What you should do >>
Copy each line of the entries beneath that contains the word "Qualität".

Records to use >>
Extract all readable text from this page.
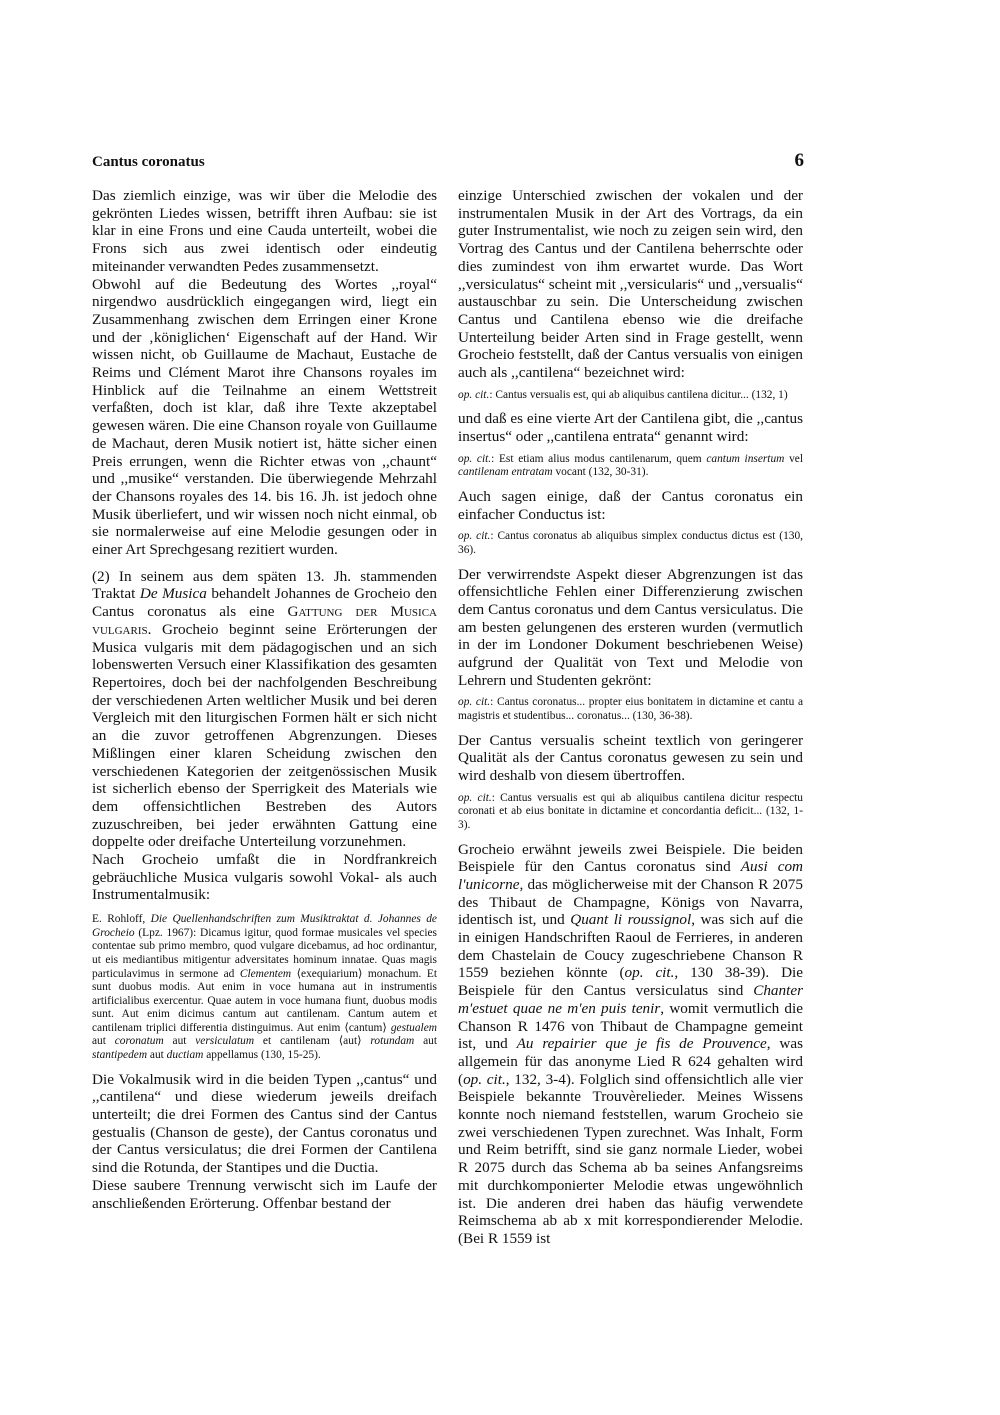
Cantus coronatus	6

Das ziemlich einzige, was wir über die Melodie des gekrönten Liedes wissen, betrifft ihren Aufbau: sie ist klar in eine Frons und eine Cauda unterteilt, wobei die Frons sich aus zwei identisch oder eindeutig miteinander verwandten Pedes zusammensetzt.

Obwohl auf die Bedeutung des Wortes ,,royal“ nirgendwo ausdrücklich eingegangen wird, liegt ein Zusammenhang zwischen dem Erringen einer Krone und der ‚königlichen‘ Eigenschaft auf der Hand. Wir wissen nicht, ob Guillaume de Machaut, Eustache de Reims und Clément Marot ihre Chansons royales im Hinblick auf die Teilnahme an einem Wettstreit verfaßten, doch ist klar, daß ihre Texte akzeptabel gewesen wären. Die eine Chanson royale von Guillaume de Machaut, deren Musik notiert ist, hätte sicher einen Preis errungen, wenn die Richter etwas von ,,chaunt“ und ,,musike“ verstanden. Die überwiegende Mehrzahl der Chansons royales des 14. bis 16. Jh. ist jedoch ohne Musik überliefert, und wir wissen noch nicht einmal, ob sie normalerweise auf eine Melodie gesungen oder in einer Art Sprechgesang rezitiert wurden.

(2) In seinem aus dem späten 13. Jh. stammenden Traktat De Musica behandelt Johannes de Grocheio den Cantus coronatus als eine Gattung der Musica vulgaris. Grocheio beginnt seine Erörterungen der Musica vulgaris mit dem pädagogischen und an sich lobenswerten Versuch einer Klassifikation des gesamten Repertoires, doch bei der nachfolgenden Beschreibung der verschiedenen Arten weltlicher Musik und bei deren Vergleich mit den liturgischen Formen hält er sich nicht an die zuvor getroffenen Abgrenzungen. Dieses Mißlingen einer klaren Scheidung zwischen den verschiedenen Kategorien der zeitgenössischen Musik ist sicherlich ebenso der Sperrigkeit des Materials wie dem offensichtlichen Bestreben des Autors zuzuschreiben, bei jeder erwähnten Gattung eine doppelte oder dreifache Unterteilung vorzunehmen.

Nach Grocheio umfaßt die in Nordfrankreich gebräuchliche Musica vulgaris sowohl Vokal- als auch Instrumentalmusik:

E. Rohloff, Die Quellenhandschriften zum Musiktraktat d. Johannes de Grocheio (Lpz. 1967): Dicamus igitur, quod formae musicales vel species contentae sub primo membro, quod vulgare dicebamus, ad hoc ordinantur, ut eis mediantibus mitigentur adversitates hominum innatae. Quas magis particulavimus in sermone ad Clementem ⟨exequiarium⟩ monachum. Et sunt duobus modis. Aut enim in voce humana aut in instrumentis artificialibus exercentur. Quae autem in voce humana fiunt, duobus modis sunt. Aut enim dicimus cantum aut cantilenam. Cantum autem et cantilenam triplici differentia distinguimus. Aut enim ⟨cantum⟩ gestualem aut coronatum aut versiculatum et cantilenam ⟨aut⟩ rotundam aut stantipedem aut ductiam appellamus (130, 15-25).

Die Vokalmusik wird in die beiden Typen ,,cantus“ und ,,cantilena“ und diese wiederum jeweils dreifach unterteilt; die drei Formen des Cantus sind der Cantus gestualis (Chanson de geste), der Cantus coronatus und der Cantus versiculatus; die drei Formen der Cantilena sind die Rotunda, der Stantipes und die Ductia.

Diese saubere Trennung verwischt sich im Laufe der anschließenden Erörterung. Offenbar bestand der

einzige Unterschied zwischen der vokalen und der instrumentalen Musik in der Art des Vortrags, da ein guter Instrumentalist, wie noch zu zeigen sein wird, den Vortrag des Cantus und der Cantilena beherrschte oder dies zumindest von ihm erwartet wurde. Das Wort ,,versiculatus“ scheint mit ,,versicularis“ und ,,versualis“ austauschbar zu sein. Die Unterscheidung zwischen Cantus und Cantilena ebenso wie die dreifache Unterteilung beider Arten sind in Frage gestellt, wenn Grocheio feststellt, daß der Cantus versualis von einigen auch als ,,cantilena“ bezeichnet wird:

op. cit.: Cantus versualis est, qui ab aliquibus cantilena dicitur... (132, 1)

und daß es eine vierte Art der Cantilena gibt, die ,,cantus insertus“ oder ,,cantilena entrata“ genannt wird:

op. cit.: Est etiam alius modus cantilenarum, quem cantum insertum vel cantilenam entratam vocant (132, 30-31).

Auch sagen einige, daß der Cantus coronatus ein einfacher Conductus ist:

op. cit.: Cantus coronatus ab aliquibus simplex conductus dictus est (130, 36).

Der verwirrendste Aspekt dieser Abgrenzungen ist das offensichtliche Fehlen einer Differenzierung zwischen dem Cantus coronatus und dem Cantus versiculatus. Die am besten gelungenen des ersteren wurden (vermutlich in der im Londoner Dokument beschriebenen Weise) aufgrund der Qualität von Text und Melodie von Lehrern und Studenten gekrönt:

op. cit.: Cantus coronatus... propter eius bonitatem in dictamine et cantu a magistris et studentibus... coronatus... (130, 36-38).

Der Cantus versualis scheint textlich von geringerer Qualität als der Cantus coronatus gewesen zu sein und wird deshalb von diesem übertroffen.

op. cit.: Cantus versualis est qui ab aliquibus cantilena dicitur respectu coronati et ab eius bonitate in dictamine et concordantia deficit... (132, 1-3).

Grocheio erwähnt jeweils zwei Beispiele. Die beiden Beispiele für den Cantus coronatus sind Ausi com l'unicorne, das möglicherweise mit der Chanson R 2075 des Thibaut de Champagne, Königs von Navarra, identisch ist, und Quant li roussignol, was sich auf die in einigen Handschriften Raoul de Ferrieres, in anderen dem Chastelain de Coucy zugeschriebene Chanson R 1559 beziehen könnte (op. cit., 130 38-39). Die Beispiele für den Cantus versiculatus sind Chanter m'estuet quae ne m'en puis tenir, womit vermutlich die Chanson R 1476 von Thibaut de Champagne gemeint ist, und Au repairier que je fis de Prouvence, was allgemein für das anonyme Lied R 624 gehalten wird (op. cit., 132, 3-4). Folglich sind offensichtlich alle vier Beispiele bekannte Trouvèrelieder. Meines Wissens konnte noch niemand feststellen, warum Grocheio sie zwei verschiedenen Typen zurechnet. Was Inhalt, Form und Reim betrifft, sind sie ganz normale Lieder, wobei R 2075 durch das Schema ab ba seines Anfangsreims mit durchkomponierter Melodie etwas ungewöhnlich ist. Die anderen drei haben das häufig verwendete Reimschema ab ab x mit korrespondierender Melodie. (Bei R 1559 ist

Solution to the exercise >>
Der verwirrendste Aspekt dieser Abgrenzungen ist das offensichtliche Fehlen einer Differenzierung zwischen dem Cantus coronatus und dem Cantus versiculatus. Die am besten gelungenen des ersteren wurden (vermutlich in der im Londoner Dokument beschriebenen Weise) aufgrund der Qualität von Text und Melodie von Lehrern und Studenten gekrönt:
Der Cantus versualis scheint textlich von geringerer Qualität als der Cantus coronatus gewesen zu sein und wird deshalb von diesem übertroffen.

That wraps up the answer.